▶ _Working data_:
━━━━━━━━━━━━━━━━

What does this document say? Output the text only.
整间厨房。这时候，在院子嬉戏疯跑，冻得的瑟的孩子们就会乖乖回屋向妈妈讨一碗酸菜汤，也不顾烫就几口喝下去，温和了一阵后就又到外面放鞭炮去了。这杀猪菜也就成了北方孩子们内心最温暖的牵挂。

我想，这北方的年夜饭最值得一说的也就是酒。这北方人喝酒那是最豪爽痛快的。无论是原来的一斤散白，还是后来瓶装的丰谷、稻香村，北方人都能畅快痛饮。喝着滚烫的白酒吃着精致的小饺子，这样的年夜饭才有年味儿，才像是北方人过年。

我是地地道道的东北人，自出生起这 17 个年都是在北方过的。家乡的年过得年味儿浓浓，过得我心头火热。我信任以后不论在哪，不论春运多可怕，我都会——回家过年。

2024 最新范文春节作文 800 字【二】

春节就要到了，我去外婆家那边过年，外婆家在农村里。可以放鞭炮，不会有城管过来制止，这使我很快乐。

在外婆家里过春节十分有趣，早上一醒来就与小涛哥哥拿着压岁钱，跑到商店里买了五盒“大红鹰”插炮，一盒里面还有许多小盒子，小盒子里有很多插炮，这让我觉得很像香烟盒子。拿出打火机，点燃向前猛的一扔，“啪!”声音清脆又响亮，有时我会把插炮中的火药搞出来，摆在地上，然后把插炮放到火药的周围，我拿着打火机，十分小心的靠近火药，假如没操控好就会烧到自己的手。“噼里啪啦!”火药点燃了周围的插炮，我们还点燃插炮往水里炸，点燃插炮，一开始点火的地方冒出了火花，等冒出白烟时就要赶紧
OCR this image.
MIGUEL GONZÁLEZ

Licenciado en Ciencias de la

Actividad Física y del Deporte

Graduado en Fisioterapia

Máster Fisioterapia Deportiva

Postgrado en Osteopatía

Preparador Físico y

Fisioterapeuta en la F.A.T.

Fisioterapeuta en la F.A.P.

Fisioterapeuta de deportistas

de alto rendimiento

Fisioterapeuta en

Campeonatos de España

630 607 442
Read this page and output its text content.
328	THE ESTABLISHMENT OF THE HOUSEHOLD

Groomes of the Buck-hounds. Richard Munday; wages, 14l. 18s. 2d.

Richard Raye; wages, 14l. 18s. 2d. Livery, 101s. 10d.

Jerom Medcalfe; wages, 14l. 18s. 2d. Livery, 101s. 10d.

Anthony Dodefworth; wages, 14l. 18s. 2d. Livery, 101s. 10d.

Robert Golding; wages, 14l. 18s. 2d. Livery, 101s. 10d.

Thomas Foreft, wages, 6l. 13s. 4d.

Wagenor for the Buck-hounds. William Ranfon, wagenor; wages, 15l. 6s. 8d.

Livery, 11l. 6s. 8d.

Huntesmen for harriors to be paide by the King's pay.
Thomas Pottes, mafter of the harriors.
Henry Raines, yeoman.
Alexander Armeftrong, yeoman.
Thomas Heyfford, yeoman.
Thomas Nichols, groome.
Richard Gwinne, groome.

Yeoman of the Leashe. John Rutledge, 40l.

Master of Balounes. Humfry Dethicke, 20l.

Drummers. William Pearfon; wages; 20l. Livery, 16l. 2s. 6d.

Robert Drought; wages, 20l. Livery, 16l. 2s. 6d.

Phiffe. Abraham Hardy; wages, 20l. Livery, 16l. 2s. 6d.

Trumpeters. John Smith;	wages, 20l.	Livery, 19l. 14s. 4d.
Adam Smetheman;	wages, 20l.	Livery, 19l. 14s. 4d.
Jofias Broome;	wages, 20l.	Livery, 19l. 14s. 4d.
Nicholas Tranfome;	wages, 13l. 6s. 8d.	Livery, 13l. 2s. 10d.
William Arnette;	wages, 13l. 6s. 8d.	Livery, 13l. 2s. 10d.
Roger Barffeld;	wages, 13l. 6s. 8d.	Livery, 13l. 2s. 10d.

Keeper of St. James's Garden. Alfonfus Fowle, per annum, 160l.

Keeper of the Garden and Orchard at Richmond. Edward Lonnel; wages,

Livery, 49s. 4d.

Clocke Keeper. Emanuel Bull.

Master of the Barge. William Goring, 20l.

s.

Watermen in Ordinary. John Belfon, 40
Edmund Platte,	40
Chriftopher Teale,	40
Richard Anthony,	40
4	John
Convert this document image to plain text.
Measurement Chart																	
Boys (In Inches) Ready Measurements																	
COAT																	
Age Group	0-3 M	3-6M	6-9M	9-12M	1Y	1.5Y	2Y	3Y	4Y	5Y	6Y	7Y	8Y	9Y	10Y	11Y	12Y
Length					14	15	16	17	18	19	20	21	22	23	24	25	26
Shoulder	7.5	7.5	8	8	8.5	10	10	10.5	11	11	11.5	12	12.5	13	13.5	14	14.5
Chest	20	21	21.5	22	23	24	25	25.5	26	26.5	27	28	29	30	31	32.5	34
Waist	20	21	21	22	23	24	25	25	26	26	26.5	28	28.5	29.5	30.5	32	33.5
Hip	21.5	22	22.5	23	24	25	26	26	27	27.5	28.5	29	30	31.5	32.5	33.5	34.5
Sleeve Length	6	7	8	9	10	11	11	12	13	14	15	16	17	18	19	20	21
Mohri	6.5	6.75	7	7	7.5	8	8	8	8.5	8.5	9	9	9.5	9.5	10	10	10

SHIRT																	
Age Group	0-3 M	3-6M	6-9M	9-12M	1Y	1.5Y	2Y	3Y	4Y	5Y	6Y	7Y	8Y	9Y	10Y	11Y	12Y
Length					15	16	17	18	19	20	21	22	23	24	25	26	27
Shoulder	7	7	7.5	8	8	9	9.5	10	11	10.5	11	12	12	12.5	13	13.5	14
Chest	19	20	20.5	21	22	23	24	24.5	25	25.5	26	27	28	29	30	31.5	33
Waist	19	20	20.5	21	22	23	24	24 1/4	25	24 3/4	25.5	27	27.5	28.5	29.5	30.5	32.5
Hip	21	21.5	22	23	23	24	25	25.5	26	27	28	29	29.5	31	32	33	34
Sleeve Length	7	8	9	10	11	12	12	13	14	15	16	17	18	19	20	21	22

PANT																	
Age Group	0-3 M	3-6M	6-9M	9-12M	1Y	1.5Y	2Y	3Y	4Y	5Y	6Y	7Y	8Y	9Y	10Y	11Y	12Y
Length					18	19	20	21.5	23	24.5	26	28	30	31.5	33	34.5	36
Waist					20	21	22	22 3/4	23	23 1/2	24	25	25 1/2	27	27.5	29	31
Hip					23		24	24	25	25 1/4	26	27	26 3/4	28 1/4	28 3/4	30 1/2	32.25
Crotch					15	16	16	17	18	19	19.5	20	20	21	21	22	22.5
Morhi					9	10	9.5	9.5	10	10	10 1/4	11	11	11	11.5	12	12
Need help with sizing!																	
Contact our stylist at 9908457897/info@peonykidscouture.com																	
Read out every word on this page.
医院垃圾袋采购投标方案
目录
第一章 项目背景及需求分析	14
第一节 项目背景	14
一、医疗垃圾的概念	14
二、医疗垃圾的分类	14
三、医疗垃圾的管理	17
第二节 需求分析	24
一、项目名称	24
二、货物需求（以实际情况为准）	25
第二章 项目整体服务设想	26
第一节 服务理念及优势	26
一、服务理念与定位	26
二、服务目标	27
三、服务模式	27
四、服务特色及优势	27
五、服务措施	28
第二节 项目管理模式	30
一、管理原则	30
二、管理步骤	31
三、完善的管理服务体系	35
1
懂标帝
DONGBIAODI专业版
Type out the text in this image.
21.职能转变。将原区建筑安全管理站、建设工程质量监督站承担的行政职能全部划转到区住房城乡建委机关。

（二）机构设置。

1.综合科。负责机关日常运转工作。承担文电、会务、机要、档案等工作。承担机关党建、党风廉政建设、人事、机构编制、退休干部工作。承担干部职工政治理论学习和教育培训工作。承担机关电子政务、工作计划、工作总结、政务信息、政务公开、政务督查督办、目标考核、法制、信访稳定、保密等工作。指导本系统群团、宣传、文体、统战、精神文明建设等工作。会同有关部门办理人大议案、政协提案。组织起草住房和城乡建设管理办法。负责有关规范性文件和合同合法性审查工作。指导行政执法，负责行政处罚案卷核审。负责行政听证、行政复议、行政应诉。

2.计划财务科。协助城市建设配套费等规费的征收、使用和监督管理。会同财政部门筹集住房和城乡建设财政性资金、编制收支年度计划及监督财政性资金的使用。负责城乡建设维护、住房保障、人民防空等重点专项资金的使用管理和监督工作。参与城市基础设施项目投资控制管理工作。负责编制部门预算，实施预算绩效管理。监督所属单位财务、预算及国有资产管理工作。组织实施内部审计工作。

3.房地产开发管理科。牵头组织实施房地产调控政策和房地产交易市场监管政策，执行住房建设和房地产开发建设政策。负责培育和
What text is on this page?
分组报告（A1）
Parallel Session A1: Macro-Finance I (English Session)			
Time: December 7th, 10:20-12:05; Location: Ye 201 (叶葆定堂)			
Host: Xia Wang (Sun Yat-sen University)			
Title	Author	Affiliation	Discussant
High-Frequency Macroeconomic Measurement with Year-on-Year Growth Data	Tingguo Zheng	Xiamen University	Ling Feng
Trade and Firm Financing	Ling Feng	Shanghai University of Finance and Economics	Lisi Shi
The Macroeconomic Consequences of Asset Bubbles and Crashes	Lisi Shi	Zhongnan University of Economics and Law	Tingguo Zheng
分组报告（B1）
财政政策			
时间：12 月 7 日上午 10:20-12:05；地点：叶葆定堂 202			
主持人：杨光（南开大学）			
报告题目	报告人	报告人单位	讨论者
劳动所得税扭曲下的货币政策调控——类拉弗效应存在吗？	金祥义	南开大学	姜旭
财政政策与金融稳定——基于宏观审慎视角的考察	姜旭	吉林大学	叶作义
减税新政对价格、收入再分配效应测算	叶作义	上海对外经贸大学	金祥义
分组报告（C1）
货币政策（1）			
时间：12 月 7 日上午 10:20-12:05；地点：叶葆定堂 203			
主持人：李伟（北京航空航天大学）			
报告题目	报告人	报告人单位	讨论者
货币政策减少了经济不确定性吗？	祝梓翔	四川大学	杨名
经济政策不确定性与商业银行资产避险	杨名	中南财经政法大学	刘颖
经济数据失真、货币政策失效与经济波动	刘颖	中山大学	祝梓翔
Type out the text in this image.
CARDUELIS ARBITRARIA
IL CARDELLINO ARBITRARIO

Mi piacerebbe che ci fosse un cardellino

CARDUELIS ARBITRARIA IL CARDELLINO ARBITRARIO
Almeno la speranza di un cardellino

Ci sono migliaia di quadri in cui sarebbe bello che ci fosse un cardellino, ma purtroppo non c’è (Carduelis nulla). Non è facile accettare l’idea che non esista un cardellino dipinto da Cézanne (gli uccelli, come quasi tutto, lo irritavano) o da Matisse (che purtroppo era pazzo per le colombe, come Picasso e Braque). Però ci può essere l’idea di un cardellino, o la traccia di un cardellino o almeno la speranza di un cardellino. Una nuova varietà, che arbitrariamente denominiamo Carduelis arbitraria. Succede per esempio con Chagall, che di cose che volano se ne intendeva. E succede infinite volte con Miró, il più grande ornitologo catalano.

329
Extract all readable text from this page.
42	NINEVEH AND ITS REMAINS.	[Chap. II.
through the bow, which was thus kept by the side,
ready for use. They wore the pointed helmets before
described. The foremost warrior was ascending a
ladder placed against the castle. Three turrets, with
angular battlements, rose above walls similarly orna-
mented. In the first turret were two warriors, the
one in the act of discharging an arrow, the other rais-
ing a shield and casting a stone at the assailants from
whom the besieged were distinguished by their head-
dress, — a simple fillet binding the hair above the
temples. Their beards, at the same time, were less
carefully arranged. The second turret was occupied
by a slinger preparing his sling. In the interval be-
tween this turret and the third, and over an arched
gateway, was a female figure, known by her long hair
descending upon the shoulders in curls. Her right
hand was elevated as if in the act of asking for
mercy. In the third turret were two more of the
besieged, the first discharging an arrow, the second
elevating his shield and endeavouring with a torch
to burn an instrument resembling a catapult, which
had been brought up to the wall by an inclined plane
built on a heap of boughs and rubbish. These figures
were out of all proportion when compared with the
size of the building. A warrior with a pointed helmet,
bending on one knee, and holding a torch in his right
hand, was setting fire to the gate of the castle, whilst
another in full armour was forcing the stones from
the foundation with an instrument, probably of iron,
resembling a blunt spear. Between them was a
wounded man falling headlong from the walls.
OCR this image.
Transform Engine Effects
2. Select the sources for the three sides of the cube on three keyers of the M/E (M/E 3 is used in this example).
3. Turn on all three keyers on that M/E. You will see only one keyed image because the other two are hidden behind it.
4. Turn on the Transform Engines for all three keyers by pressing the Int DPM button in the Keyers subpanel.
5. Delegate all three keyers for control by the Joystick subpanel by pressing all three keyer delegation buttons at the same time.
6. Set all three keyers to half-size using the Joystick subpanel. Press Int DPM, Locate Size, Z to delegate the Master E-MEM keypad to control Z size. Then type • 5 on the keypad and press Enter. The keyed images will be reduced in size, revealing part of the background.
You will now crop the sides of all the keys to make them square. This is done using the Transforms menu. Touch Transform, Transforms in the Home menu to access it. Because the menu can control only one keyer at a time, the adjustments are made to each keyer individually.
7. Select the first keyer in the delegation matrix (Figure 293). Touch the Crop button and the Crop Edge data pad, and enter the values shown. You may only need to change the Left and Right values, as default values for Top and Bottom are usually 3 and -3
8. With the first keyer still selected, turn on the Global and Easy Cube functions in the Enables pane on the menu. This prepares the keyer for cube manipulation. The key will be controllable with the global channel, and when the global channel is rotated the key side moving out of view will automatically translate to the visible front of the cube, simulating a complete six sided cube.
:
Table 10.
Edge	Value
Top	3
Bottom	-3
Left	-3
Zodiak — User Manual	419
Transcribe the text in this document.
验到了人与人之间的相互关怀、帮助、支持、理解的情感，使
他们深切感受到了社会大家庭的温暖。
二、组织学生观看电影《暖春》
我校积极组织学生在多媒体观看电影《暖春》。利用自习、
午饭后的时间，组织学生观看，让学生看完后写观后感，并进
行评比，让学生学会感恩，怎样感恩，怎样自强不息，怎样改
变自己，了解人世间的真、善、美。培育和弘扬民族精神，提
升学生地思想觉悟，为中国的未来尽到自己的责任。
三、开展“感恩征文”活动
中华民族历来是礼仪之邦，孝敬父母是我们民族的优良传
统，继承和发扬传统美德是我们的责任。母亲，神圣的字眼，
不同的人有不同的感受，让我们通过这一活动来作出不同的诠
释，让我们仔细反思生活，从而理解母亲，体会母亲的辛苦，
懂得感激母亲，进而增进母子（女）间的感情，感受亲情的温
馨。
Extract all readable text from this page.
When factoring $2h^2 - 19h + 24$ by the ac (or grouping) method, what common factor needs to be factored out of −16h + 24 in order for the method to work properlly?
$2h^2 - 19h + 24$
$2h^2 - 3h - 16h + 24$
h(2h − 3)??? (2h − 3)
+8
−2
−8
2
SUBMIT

━━━━━━━━━━━━━━━━

▶ _Exercise requirements_: Scan the material above. Extract every line in which the word "Finance" occurs.

▶ _Complete answer_:
Parallel Session A1: Macro-Finance I (English Session)			
Trade and Firm Financing	Ling Feng	Shanghai University of Finance and Economics	Lisi Shi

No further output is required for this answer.